(Directions):
Go through the data below line by line and count those containing the word "value". Reply with the count only.

___ Working data

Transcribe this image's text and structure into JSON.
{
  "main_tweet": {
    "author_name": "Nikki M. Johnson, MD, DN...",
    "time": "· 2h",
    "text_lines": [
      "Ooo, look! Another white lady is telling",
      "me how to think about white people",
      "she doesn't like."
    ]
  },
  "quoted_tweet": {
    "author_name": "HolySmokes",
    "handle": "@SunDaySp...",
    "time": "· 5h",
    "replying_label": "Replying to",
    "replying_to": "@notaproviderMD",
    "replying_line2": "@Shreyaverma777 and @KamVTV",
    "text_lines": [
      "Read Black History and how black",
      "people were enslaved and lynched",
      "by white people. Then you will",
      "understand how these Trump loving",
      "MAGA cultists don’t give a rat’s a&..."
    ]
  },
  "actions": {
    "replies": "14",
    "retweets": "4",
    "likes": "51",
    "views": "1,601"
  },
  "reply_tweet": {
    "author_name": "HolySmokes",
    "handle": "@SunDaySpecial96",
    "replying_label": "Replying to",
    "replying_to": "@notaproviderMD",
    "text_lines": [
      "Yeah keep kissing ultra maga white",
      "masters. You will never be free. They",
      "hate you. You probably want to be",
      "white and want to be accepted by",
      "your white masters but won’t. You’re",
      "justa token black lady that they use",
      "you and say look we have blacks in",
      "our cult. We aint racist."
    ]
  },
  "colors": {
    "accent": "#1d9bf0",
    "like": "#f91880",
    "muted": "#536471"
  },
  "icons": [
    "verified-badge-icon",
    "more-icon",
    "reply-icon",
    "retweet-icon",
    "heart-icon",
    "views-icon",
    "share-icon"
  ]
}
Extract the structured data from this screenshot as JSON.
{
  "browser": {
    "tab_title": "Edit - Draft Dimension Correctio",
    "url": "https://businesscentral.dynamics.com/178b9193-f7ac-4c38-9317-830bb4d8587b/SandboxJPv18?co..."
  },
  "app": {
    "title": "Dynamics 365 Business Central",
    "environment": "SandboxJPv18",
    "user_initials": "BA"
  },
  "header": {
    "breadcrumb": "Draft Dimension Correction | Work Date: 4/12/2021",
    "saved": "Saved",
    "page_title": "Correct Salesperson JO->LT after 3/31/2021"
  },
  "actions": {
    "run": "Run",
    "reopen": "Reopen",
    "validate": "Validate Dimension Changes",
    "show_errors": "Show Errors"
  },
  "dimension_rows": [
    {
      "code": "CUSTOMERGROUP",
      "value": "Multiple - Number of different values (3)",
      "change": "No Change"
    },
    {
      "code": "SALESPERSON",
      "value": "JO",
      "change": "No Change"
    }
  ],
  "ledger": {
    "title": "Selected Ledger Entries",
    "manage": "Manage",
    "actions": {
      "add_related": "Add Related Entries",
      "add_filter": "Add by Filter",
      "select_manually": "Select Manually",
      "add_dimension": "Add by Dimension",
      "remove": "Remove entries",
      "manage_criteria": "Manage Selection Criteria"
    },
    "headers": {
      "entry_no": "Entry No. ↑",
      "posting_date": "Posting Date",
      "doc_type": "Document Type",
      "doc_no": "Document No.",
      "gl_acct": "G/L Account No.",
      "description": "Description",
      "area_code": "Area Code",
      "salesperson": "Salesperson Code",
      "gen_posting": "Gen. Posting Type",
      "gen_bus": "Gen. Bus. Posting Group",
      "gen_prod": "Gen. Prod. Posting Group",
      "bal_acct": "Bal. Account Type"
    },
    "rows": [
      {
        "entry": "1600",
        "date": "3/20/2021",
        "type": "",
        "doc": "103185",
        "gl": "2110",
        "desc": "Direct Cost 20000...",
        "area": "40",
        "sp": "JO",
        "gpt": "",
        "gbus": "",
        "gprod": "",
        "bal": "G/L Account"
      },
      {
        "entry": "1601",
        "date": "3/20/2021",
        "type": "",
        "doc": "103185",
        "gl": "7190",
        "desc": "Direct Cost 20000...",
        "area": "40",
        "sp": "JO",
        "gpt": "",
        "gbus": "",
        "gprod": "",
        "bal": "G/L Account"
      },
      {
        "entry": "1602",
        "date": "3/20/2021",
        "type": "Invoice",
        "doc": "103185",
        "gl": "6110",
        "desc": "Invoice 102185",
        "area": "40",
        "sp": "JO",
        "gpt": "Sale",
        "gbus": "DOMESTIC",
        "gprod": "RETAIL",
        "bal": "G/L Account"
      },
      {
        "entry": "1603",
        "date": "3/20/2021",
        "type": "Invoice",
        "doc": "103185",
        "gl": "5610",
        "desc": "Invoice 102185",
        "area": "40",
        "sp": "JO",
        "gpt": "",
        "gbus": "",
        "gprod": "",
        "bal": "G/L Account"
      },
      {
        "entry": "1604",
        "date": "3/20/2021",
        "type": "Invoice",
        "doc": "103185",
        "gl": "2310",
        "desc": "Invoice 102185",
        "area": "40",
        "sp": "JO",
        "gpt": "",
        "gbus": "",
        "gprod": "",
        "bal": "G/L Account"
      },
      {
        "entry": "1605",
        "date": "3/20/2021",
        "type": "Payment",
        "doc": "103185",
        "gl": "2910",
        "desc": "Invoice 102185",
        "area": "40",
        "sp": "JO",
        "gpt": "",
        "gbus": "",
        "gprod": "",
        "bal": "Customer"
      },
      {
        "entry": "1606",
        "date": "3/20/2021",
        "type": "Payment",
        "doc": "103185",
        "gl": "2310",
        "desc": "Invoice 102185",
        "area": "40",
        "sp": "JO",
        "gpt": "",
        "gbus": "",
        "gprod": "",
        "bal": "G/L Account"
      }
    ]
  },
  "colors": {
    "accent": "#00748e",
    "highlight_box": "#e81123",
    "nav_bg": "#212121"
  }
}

______

(Solution to this problem):
2